Read the records and gather each line that includes "день".

— Begin Data in this exercise —

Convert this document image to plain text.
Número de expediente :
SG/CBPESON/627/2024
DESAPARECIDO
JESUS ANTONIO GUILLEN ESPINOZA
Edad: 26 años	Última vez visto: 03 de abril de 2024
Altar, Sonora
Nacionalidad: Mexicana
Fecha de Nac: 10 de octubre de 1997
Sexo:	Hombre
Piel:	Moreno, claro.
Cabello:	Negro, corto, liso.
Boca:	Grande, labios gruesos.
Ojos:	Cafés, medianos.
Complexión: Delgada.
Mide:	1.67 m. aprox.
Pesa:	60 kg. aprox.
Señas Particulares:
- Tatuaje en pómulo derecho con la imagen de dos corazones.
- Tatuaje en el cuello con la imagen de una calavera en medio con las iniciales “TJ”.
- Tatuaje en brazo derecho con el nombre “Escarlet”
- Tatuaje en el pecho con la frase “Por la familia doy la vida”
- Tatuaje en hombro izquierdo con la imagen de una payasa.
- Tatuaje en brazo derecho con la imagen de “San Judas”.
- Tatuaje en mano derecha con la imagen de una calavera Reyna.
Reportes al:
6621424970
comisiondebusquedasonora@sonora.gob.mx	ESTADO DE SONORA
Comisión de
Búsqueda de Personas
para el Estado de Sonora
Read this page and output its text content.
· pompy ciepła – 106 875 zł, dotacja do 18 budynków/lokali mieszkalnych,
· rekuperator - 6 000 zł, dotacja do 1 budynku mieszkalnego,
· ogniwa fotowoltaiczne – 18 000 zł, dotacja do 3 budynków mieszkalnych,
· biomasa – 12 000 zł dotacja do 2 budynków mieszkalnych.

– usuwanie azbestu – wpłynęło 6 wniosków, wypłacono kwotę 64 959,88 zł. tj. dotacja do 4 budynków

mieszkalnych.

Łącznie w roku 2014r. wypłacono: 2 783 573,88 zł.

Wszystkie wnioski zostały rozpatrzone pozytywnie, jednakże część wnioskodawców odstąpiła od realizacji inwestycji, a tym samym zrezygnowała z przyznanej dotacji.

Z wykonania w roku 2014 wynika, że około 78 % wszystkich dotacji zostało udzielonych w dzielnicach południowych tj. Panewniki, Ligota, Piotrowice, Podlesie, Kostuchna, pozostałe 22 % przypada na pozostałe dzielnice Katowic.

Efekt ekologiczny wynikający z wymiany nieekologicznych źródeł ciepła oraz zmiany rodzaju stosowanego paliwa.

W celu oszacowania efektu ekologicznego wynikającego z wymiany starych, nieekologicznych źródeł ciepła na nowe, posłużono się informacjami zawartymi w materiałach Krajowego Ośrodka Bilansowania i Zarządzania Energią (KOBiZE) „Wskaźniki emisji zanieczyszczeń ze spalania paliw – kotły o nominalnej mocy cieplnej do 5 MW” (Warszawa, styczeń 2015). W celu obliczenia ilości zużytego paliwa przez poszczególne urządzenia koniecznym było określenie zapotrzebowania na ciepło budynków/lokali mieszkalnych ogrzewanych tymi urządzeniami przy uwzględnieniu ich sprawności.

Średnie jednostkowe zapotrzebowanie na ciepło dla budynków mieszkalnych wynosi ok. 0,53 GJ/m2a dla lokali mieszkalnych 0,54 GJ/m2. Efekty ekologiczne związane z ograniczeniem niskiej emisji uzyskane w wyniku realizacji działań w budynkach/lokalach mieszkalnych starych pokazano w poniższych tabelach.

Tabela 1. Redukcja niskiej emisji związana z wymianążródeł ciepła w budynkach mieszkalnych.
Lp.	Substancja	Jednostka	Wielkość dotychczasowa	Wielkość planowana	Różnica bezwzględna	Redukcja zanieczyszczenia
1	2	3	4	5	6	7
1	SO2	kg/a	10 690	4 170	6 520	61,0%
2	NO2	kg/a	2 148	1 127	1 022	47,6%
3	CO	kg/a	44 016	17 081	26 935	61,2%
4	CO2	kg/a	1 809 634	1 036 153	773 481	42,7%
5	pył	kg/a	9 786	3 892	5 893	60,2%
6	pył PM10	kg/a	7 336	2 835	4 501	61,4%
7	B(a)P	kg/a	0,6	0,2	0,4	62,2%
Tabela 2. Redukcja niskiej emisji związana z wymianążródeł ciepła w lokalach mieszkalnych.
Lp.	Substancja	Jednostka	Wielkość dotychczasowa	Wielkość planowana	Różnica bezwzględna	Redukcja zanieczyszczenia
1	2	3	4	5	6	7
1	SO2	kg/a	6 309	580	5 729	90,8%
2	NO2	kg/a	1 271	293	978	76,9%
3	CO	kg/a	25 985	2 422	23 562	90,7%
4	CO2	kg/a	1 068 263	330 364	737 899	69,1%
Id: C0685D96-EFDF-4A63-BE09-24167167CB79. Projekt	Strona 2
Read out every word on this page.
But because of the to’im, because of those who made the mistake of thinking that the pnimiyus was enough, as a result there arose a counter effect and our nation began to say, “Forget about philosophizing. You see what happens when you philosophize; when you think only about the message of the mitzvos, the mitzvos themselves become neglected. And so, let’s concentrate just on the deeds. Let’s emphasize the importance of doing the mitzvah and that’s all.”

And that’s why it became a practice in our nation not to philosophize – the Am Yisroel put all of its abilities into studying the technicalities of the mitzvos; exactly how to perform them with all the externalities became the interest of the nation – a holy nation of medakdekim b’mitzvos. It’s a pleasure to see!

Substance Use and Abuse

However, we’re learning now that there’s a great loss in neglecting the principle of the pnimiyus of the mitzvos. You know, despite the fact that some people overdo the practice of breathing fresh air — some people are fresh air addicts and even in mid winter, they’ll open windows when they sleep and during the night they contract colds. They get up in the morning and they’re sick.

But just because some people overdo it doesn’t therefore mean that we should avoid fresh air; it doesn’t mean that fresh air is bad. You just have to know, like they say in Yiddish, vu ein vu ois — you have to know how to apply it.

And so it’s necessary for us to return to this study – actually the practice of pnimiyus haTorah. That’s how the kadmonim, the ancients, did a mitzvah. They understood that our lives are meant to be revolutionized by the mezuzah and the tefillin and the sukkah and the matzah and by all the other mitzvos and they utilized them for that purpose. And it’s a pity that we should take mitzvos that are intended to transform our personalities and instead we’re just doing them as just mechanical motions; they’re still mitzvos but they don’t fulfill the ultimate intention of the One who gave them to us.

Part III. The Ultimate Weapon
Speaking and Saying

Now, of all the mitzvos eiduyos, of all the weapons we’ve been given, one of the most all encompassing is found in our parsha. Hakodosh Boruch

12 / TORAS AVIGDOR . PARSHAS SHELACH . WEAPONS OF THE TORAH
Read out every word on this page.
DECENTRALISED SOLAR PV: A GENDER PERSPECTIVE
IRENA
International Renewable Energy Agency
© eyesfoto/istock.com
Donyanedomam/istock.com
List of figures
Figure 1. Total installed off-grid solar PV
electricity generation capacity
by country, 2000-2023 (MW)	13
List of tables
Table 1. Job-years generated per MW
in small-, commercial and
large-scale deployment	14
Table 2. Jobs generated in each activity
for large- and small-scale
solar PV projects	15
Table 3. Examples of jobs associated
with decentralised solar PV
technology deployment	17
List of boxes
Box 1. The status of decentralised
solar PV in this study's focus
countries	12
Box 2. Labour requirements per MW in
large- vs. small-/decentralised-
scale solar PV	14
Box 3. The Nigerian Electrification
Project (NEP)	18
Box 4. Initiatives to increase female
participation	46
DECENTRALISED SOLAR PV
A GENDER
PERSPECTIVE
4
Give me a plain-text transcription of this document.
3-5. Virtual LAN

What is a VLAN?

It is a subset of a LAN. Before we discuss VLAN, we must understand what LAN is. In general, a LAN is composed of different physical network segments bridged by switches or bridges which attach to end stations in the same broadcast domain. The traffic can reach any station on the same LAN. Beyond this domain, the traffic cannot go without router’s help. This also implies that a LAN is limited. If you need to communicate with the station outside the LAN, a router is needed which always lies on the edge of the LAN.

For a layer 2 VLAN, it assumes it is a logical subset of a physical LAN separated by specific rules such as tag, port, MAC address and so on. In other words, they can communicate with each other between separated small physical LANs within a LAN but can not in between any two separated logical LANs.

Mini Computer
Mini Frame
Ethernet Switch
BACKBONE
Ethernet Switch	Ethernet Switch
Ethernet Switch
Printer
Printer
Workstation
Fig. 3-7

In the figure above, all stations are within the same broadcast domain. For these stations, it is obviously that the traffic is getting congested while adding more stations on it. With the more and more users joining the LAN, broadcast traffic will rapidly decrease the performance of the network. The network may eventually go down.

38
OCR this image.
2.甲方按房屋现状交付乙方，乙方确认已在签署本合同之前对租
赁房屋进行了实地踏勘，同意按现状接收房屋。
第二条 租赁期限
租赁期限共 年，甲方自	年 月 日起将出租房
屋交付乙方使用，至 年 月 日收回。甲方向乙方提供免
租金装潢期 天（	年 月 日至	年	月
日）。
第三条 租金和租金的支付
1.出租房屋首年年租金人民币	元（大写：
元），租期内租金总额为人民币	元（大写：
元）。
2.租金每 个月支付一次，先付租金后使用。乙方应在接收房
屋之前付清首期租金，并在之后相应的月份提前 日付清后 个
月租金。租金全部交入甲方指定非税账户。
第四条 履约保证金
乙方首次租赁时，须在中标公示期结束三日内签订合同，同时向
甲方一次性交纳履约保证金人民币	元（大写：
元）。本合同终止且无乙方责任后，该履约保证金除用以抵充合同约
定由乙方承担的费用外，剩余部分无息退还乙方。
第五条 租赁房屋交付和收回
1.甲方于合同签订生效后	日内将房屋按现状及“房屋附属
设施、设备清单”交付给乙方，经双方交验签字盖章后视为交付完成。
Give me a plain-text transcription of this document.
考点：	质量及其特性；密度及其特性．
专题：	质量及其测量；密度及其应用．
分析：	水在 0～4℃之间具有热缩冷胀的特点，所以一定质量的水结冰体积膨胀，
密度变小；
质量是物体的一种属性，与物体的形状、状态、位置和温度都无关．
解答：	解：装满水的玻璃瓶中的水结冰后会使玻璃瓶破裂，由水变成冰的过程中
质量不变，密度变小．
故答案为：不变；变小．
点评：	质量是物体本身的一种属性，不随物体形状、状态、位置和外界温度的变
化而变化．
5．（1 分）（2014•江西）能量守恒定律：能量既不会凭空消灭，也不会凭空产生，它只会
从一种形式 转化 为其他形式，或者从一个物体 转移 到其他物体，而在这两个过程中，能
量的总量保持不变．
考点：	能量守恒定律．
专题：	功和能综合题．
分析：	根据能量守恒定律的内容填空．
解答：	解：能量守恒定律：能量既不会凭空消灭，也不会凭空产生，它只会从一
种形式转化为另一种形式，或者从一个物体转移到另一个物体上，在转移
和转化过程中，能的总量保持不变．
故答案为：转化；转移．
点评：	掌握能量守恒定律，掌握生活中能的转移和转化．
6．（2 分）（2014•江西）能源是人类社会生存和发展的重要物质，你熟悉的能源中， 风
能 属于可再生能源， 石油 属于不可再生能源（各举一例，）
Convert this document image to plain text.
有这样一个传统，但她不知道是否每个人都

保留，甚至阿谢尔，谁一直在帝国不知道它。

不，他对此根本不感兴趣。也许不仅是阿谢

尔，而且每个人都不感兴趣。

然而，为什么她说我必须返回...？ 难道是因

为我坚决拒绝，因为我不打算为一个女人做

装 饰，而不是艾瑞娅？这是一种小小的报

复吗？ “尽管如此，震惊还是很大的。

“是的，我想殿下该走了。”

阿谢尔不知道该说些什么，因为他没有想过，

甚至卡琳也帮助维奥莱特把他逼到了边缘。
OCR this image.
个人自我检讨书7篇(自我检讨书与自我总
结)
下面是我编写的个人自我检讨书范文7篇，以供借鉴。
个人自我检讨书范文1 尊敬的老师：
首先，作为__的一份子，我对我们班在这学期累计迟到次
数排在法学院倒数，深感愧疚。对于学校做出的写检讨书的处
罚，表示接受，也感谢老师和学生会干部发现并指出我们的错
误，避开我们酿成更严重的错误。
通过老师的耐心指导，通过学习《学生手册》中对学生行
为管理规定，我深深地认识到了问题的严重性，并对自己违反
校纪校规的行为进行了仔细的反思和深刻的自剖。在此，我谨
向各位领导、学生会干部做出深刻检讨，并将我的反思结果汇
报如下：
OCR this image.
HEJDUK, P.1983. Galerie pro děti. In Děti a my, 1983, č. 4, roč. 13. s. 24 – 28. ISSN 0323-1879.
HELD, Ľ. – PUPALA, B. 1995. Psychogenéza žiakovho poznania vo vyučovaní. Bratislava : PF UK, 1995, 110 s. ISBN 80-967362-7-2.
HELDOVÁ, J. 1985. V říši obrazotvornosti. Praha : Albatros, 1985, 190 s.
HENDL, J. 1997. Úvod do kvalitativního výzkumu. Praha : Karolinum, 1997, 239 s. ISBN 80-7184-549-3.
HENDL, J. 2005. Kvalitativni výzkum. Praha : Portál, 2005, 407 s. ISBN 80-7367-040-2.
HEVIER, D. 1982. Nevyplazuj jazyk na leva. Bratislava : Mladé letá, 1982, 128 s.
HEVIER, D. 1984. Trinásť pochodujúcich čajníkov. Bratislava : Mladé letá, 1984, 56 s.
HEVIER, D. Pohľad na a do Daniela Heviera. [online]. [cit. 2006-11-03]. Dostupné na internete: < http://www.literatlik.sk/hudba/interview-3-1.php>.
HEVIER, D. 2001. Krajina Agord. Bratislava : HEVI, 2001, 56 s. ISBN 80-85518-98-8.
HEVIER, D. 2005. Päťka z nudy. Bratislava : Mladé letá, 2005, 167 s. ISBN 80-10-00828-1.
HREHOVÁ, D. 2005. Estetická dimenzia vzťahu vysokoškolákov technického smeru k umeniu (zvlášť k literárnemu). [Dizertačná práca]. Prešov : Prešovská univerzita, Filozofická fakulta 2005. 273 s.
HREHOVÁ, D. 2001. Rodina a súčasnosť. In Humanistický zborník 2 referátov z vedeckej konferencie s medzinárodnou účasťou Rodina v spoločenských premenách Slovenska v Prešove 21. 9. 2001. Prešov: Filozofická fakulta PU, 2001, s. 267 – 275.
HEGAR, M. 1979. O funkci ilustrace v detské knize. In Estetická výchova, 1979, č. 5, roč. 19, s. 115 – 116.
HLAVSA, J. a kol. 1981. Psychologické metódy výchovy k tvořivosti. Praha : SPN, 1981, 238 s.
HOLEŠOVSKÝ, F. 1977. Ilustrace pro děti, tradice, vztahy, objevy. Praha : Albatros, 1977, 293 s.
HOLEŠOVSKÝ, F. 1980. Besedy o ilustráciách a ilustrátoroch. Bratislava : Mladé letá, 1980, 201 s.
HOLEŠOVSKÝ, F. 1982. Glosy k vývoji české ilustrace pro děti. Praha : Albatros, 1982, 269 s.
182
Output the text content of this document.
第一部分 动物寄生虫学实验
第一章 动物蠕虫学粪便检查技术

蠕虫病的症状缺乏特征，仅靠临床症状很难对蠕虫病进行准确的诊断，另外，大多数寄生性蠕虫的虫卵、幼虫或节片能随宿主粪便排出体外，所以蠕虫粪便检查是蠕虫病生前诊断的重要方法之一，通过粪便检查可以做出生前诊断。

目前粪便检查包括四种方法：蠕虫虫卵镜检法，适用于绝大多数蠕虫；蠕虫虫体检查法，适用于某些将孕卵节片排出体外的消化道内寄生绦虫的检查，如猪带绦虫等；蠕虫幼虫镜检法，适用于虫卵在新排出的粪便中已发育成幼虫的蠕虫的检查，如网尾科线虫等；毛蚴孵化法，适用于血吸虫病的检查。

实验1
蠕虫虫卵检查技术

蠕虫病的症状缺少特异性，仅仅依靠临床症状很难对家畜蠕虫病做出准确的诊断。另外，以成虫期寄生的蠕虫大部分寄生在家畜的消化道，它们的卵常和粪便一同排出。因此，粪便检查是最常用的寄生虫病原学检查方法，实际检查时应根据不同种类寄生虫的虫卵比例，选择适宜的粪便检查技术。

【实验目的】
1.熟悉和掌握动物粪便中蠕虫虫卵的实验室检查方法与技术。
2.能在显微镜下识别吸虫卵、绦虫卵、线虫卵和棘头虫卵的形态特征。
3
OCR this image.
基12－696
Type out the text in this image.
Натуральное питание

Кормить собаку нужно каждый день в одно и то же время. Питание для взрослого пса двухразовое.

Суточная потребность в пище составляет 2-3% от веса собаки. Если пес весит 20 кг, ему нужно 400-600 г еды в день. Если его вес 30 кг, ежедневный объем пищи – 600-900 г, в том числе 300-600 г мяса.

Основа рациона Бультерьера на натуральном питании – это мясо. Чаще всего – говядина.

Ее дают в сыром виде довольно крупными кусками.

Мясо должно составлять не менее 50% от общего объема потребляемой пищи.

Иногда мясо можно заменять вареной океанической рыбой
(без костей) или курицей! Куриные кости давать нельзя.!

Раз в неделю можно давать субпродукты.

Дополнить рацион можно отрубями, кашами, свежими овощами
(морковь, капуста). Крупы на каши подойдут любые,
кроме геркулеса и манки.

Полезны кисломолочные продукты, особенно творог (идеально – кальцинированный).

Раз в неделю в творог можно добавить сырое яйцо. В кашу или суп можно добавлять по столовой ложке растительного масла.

— End Data in this exercise —

Solution to this exercise:
Кормить собаку нужно каждый день в одно и то же время. Питание для взрослого пса двухразовое.
Суточная потребность в пище составляет 2-3% от веса собаки. Если пес весит 20 кг, ему нужно 400-600 г еды в день. Если его вес 30 кг, ежедневный объем пищи – 600-900 г, в том числе 300-600 г мяса.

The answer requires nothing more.